▶ **YOUR INSTRUCTIONS**
Reproduce all the lines exactly as they stand, apart from the pictures.

▶ **DATA SECTION**
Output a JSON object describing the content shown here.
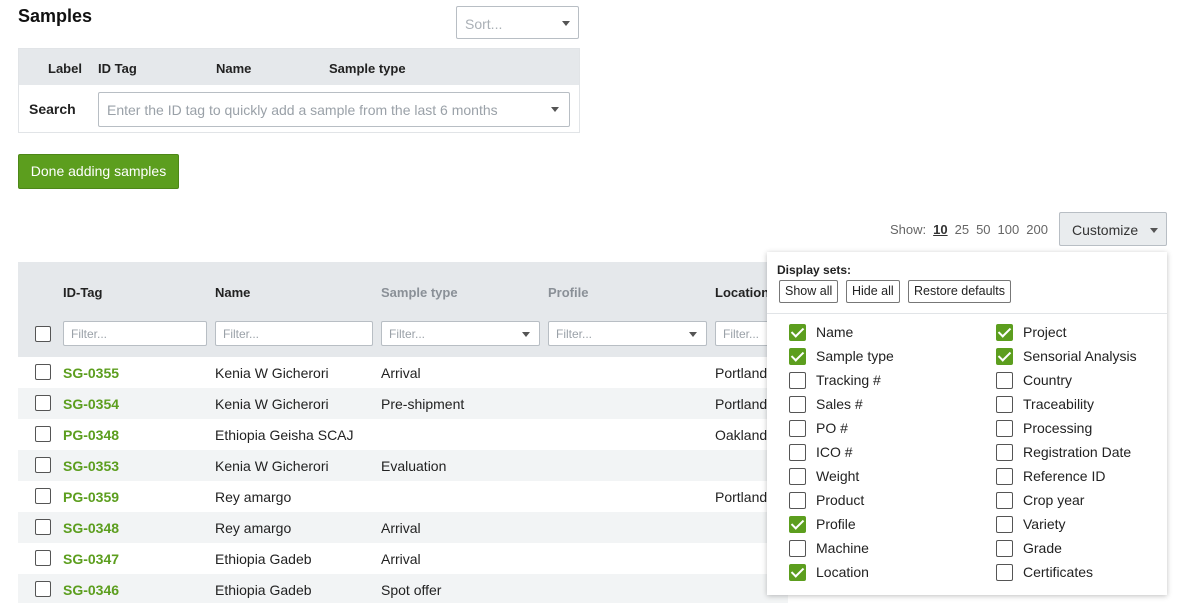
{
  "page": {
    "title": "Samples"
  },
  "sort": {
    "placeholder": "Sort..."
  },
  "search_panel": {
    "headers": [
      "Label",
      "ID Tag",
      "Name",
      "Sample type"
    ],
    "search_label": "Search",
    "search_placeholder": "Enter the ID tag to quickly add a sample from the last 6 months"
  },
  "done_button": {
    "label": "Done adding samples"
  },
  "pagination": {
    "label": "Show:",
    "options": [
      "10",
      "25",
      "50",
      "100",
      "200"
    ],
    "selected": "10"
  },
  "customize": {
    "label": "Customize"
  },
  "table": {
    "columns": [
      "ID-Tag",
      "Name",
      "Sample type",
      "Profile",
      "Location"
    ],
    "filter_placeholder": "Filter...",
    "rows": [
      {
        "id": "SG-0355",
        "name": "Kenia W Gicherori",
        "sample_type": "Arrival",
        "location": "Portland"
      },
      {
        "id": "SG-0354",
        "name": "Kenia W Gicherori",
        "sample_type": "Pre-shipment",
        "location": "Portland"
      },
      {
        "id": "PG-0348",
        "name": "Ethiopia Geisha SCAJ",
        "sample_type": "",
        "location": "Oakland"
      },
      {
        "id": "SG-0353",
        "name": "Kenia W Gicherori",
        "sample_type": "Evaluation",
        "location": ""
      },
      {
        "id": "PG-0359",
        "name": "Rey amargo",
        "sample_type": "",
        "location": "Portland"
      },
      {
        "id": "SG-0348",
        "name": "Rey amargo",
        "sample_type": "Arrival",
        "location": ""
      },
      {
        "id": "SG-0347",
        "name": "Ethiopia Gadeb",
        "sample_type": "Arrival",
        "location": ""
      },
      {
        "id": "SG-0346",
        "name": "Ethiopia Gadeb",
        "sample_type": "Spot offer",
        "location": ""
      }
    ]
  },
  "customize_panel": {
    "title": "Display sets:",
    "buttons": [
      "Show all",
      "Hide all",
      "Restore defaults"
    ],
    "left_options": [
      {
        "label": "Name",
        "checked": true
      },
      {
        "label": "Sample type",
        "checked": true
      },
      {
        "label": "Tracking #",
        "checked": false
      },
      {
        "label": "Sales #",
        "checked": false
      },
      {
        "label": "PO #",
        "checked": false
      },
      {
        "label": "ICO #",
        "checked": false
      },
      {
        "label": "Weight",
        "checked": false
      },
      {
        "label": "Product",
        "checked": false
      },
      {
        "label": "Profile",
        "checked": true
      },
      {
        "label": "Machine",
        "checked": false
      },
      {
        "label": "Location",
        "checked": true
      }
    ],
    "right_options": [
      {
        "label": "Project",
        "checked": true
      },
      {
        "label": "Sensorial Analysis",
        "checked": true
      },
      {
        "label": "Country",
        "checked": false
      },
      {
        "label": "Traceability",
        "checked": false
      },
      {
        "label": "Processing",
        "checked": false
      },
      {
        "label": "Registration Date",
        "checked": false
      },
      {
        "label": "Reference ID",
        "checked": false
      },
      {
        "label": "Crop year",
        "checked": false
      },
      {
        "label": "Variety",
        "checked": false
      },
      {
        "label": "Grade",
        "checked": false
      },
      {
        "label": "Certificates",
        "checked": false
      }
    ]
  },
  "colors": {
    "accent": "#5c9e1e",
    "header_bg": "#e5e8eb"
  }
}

▶ **RESULT OF THIS EXERCISE**
Output a JSON object describing the content shown here.
{
  "page": {
    "title": "Samples"
  },
  "sort": {
    "placeholder": "Sort..."
  },
  "search_panel": {
    "headers": [
      "Label",
      "ID Tag",
      "Name",
      "Sample type"
    ],
    "search_label": "Search",
    "search_placeholder": "Enter the ID tag to quickly add a sample from the last 6 months"
  },
  "done_button": {
    "label": "Done adding samples"
  },
  "pagination": {
    "label": "Show:",
    "options": [
      "10",
      "25",
      "50",
      "100",
      "200"
    ],
    "selected": "10"
  },
  "customize": {
    "label": "Customize"
  },
  "table": {
    "columns": [
      "ID-Tag",
      "Name",
      "Sample type",
      "Profile",
      "Location"
    ],
    "filter_placeholder": "Filter...",
    "rows": [
      {
        "id": "SG-0355",
        "name": "Kenia W Gicherori",
        "sample_type": "Arrival",
        "location": "Portland"
      },
      {
        "id": "SG-0354",
        "name": "Kenia W Gicherori",
        "sample_type": "Pre-shipment",
        "location": "Portland"
      },
      {
        "id": "PG-0348",
        "name": "Ethiopia Geisha SCAJ",
        "sample_type": "",
        "location": "Oakland"
      },
      {
        "id": "SG-0353",
        "name": "Kenia W Gicherori",
        "sample_type": "Evaluation",
        "location": ""
      },
      {
        "id": "PG-0359",
        "name": "Rey amargo",
        "sample_type": "",
        "location": "Portland"
      },
      {
        "id": "SG-0348",
        "name": "Rey amargo",
        "sample_type": "Arrival",
        "location": ""
      },
      {
        "id": "SG-0347",
        "name": "Ethiopia Gadeb",
        "sample_type": "Arrival",
        "location": ""
      },
      {
        "id": "SG-0346",
        "name": "Ethiopia Gadeb",
        "sample_type": "Spot offer",
        "location": ""
      }
    ]
  },
  "customize_panel": {
    "title": "Display sets:",
    "buttons": [
      "Show all",
      "Hide all",
      "Restore defaults"
    ],
    "left_options": [
      {
        "label": "Name",
        "checked": true
      },
      {
        "label": "Sample type",
        "checked": true
      },
      {
        "label": "Tracking #",
        "checked": false
      },
      {
        "label": "Sales #",
        "checked": false
      },
      {
        "label": "PO #",
        "checked": false
      },
      {
        "label": "ICO #",
        "checked": false
      },
      {
        "label": "Weight",
        "checked": false
      },
      {
        "label": "Product",
        "checked": false
      },
      {
        "label": "Profile",
        "checked": true
      },
      {
        "label": "Machine",
        "checked": false
      },
      {
        "label": "Location",
        "checked": true
      }
    ],
    "right_options": [
      {
        "label": "Project",
        "checked": true
      },
      {
        "label": "Sensorial Analysis",
        "checked": true
      },
      {
        "label": "Country",
        "checked": false
      },
      {
        "label": "Traceability",
        "checked": false
      },
      {
        "label": "Processing",
        "checked": false
      },
      {
        "label": "Registration Date",
        "checked": false
      },
      {
        "label": "Reference ID",
        "checked": false
      },
      {
        "label": "Crop year",
        "checked": false
      },
      {
        "label": "Variety",
        "checked": false
      },
      {
        "label": "Grade",
        "checked": false
      },
      {
        "label": "Certificates",
        "checked": false
      }
    ]
  },
  "colors": {
    "accent": "#5c9e1e",
    "header_bg": "#e5e8eb"
  }
}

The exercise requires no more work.